Short task: Find the lines of data that contain the string "juni", then list them.

Exercise data:
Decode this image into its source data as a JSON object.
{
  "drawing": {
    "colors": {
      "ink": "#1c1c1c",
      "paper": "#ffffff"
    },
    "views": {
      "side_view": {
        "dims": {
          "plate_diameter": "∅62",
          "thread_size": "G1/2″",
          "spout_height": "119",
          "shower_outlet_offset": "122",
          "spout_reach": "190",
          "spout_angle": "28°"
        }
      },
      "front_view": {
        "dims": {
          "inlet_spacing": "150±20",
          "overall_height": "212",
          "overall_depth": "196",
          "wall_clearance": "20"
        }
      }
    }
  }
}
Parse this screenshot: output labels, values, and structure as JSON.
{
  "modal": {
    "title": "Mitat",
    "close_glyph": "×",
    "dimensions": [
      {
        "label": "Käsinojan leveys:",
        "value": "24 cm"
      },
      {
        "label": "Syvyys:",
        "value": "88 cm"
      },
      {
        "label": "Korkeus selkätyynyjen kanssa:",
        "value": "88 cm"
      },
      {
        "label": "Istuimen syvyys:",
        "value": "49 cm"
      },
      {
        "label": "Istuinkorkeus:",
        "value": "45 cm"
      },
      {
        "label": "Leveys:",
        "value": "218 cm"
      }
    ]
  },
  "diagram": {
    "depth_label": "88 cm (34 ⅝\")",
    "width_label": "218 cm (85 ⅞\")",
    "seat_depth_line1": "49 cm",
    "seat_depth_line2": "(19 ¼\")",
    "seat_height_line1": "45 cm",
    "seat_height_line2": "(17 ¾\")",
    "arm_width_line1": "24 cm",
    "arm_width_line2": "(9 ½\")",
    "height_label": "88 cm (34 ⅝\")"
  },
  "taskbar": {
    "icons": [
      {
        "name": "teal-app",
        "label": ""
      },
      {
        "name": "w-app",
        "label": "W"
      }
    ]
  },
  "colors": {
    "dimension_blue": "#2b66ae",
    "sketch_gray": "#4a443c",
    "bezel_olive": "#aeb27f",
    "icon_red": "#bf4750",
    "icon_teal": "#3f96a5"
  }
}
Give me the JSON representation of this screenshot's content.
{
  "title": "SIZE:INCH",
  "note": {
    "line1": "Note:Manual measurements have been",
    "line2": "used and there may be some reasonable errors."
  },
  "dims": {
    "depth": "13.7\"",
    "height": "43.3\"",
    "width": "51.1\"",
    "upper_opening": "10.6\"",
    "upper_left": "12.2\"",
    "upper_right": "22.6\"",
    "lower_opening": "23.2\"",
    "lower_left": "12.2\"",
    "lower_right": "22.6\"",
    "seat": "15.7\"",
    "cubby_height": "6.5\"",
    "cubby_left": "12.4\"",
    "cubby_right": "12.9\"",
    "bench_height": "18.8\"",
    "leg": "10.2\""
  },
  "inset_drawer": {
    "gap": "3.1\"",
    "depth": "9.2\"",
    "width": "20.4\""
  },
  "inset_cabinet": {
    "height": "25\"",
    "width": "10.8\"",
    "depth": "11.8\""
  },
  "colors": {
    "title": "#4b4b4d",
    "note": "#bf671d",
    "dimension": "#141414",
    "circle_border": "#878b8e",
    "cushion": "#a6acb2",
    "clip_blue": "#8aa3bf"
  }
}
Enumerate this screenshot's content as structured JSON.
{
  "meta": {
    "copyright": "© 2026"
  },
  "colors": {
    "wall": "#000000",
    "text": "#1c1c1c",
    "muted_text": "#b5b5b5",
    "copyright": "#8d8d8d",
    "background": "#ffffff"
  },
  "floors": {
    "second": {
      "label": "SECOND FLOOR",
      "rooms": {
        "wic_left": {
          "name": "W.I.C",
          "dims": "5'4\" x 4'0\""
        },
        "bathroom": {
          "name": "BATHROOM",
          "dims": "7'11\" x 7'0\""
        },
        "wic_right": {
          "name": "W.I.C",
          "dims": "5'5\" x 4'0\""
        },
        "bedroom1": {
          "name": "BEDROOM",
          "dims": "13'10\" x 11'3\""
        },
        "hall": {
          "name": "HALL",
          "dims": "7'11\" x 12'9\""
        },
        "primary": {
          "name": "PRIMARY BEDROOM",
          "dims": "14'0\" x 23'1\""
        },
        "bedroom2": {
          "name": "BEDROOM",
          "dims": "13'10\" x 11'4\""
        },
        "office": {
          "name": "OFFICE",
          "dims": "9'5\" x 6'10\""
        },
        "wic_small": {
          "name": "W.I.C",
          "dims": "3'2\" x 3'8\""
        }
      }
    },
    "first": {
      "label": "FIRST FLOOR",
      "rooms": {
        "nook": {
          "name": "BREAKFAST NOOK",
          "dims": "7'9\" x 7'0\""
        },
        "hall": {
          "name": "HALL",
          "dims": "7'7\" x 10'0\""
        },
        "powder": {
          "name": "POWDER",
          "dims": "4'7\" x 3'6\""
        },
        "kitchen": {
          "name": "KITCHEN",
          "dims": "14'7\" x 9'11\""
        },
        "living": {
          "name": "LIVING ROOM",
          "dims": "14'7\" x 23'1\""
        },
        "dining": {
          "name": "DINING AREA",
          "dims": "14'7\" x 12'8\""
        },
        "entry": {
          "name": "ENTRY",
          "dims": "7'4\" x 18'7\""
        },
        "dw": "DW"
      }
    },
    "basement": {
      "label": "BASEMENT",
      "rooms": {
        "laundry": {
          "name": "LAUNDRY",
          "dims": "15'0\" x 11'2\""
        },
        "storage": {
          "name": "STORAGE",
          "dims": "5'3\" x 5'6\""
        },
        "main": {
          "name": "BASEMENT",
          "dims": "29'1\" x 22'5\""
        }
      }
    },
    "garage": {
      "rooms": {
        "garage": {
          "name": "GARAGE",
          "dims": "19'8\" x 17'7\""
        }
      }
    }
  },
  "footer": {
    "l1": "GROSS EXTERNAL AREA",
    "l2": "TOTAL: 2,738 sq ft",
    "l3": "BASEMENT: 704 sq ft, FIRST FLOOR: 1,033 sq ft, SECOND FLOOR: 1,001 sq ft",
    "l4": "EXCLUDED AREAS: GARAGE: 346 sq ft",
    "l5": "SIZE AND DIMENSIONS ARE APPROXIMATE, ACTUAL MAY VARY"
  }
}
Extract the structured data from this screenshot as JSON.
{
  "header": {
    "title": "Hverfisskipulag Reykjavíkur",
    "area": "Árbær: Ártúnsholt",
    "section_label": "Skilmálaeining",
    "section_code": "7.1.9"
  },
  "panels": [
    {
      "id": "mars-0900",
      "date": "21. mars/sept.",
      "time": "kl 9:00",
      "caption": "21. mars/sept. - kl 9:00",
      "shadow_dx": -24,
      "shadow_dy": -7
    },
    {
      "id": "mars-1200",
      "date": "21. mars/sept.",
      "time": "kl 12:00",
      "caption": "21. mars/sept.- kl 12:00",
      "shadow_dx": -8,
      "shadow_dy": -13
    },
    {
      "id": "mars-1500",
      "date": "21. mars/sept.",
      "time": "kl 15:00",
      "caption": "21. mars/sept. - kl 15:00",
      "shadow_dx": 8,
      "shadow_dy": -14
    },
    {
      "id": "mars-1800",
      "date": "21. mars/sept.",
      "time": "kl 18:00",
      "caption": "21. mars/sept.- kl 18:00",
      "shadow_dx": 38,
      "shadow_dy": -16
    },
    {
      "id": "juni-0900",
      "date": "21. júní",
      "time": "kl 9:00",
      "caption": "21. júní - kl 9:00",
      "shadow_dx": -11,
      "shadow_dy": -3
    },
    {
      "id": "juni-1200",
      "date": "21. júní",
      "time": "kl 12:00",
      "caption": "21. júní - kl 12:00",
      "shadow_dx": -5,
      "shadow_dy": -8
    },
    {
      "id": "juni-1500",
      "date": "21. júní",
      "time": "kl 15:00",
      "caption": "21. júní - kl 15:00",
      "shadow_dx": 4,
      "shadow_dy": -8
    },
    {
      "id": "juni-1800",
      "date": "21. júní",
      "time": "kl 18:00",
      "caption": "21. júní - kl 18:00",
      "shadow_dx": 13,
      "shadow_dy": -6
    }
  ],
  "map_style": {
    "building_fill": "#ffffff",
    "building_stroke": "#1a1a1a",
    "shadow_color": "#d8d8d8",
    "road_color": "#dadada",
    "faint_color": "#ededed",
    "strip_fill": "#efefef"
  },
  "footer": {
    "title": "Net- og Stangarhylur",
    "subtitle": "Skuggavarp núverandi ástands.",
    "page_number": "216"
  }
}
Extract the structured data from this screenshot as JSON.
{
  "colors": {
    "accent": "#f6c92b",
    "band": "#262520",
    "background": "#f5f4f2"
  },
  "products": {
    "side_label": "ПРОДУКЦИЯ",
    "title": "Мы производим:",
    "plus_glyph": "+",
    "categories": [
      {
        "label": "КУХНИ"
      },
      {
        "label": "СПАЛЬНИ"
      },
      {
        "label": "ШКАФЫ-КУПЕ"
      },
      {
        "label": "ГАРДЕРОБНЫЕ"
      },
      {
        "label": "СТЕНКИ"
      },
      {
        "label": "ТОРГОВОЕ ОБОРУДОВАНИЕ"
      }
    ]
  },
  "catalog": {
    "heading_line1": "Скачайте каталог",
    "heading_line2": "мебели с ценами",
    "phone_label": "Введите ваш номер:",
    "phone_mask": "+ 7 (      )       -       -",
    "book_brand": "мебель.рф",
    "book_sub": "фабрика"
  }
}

Response below:
      "id": "juni-0900",
      "id": "juni-1200",
      "id": "juni-1500",
      "id": "juni-1800",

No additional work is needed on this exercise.